§ DATA SHOWN
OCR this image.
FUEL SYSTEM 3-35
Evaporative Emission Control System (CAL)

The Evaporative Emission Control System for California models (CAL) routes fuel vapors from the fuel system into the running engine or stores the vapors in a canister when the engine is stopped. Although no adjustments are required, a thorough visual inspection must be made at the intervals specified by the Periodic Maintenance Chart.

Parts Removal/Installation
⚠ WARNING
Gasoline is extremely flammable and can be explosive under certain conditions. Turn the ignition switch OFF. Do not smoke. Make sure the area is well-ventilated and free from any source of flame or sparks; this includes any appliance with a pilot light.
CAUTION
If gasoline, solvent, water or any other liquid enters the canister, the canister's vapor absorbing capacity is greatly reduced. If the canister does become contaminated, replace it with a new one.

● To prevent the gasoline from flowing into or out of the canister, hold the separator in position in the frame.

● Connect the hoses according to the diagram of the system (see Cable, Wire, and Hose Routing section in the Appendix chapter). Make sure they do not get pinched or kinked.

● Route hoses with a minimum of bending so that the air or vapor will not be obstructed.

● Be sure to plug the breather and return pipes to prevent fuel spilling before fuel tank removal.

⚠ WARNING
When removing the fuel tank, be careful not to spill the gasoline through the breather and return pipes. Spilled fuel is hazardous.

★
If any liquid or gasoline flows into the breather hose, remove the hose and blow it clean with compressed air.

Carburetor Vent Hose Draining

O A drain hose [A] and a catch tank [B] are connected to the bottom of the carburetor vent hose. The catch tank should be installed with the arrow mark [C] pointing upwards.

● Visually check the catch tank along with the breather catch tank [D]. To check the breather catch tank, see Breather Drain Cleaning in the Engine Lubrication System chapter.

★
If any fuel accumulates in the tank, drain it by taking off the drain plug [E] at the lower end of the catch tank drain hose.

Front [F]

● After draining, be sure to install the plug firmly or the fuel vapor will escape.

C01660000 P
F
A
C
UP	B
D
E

§ WHAT THE TASK REQUIRES
Go through the listing above and restate it word for word.

§ REPLY TO THE TASK
OCR this image.
FUEL SYSTEM 3-35
Evaporative Emission Control System (CAL)

The Evaporative Emission Control System for California models (CAL) routes fuel vapors from the fuel system into the running engine or stores the vapors in a canister when the engine is stopped. Although no adjustments are required, a thorough visual inspection must be made at the intervals specified by the Periodic Maintenance Chart.

Parts Removal/Installation
⚠ WARNING
Gasoline is extremely flammable and can be explosive under certain conditions. Turn the ignition switch OFF. Do not smoke. Make sure the area is well-ventilated and free from any source of flame or sparks; this includes any appliance with a pilot light.
CAUTION
If gasoline, solvent, water or any other liquid enters the canister, the canister's vapor absorbing capacity is greatly reduced. If the canister does become contaminated, replace it with a new one.

● To prevent the gasoline from flowing into or out of the canister, hold the separator in position in the frame.

● Connect the hoses according to the diagram of the system (see Cable, Wire, and Hose Routing section in the Appendix chapter). Make sure they do not get pinched or kinked.

● Route hoses with a minimum of bending so that the air or vapor will not be obstructed.

● Be sure to plug the breather and return pipes to prevent fuel spilling before fuel tank removal.

⚠ WARNING
When removing the fuel tank, be careful not to spill the gasoline through the breather and return pipes. Spilled fuel is hazardous.

★
If any liquid or gasoline flows into the breather hose, remove the hose and blow it clean with compressed air.

Carburetor Vent Hose Draining

O A drain hose [A] and a catch tank [B] are connected to the bottom of the carburetor vent hose. The catch tank should be installed with the arrow mark [C] pointing upwards.

● Visually check the catch tank along with the breather catch tank [D]. To check the breather catch tank, see Breather Drain Cleaning in the Engine Lubrication System chapter.

★
If any fuel accumulates in the tank, drain it by taking off the drain plug [E] at the lower end of the catch tank drain hose.

Front [F]

● After draining, be sure to install the plug firmly or the fuel vapor will escape.

C01660000 P
F
A
C
UP	B
D
E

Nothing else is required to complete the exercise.